◆ **Records that describe figures**:
○ ○ ○ ○ ○ ○ ○
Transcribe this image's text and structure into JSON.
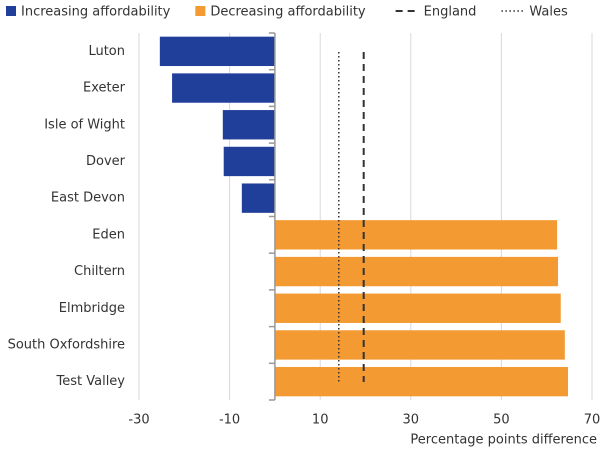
{
  "chart_data": {
    "type": "bar",
    "orientation": "horizontal",
    "categories": [
      "Luton",
      "Exeter",
      "Isle of Wight",
      "Dover",
      "East Devon",
      "Eden",
      "Chiltern",
      "Elmbridge",
      "South Oxfordshire",
      "Test Valley"
    ],
    "series": [
      {
        "name": "Increasing affordability",
        "color": "#203f9a",
        "values": [
          -25.4,
          -22.7,
          -11.5,
          -11.3,
          -7.3,
          null,
          null,
          null,
          null,
          null
        ]
      },
      {
        "name": "Decreasing affordability",
        "color": "#f39a32",
        "values": [
          null,
          null,
          null,
          null,
          null,
          62.3,
          62.5,
          63.1,
          64.0,
          64.7
        ]
      }
    ],
    "reference_lines": [
      {
        "name": "England",
        "value": 19.6,
        "style": "dashed"
      },
      {
        "name": "Wales",
        "value": 14.1,
        "style": "dotted"
      }
    ],
    "x_label": "Percentage points difference",
    "xlim": [
      -30,
      70
    ],
    "xticks": [
      -30,
      -10,
      10,
      30,
      50,
      70
    ],
    "grid": true
  }
}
○ ○ ○ ○ ○ ○ ○
◆ **Stated task**:
Omitting all images, print the listing exactly.

◆ **Exercise response**:
Transcribe this image's text and structure into JSON.
{
  "chart_data": {
    "type": "bar",
    "orientation": "horizontal",
    "categories": [
      "Luton",
      "Exeter",
      "Isle of Wight",
      "Dover",
      "East Devon",
      "Eden",
      "Chiltern",
      "Elmbridge",
      "South Oxfordshire",
      "Test Valley"
    ],
    "series": [
      {
        "name": "Increasing affordability",
        "color": "#203f9a",
        "values": [
          -25.4,
          -22.7,
          -11.5,
          -11.3,
          -7.3,
          null,
          null,
          null,
          null,
          null
        ]
      },
      {
        "name": "Decreasing affordability",
        "color": "#f39a32",
        "values": [
          null,
          null,
          null,
          null,
          null,
          62.3,
          62.5,
          63.1,
          64.0,
          64.7
        ]
      }
    ],
    "reference_lines": [
      {
        "name": "England",
        "value": 19.6,
        "style": "dashed"
      },
      {
        "name": "Wales",
        "value": 14.1,
        "style": "dotted"
      }
    ],
    "x_label": "Percentage points difference",
    "xlim": [
      -30,
      70
    ],
    "xticks": [
      -30,
      -10,
      10,
      30,
      50,
      70
    ],
    "grid": true
  }
}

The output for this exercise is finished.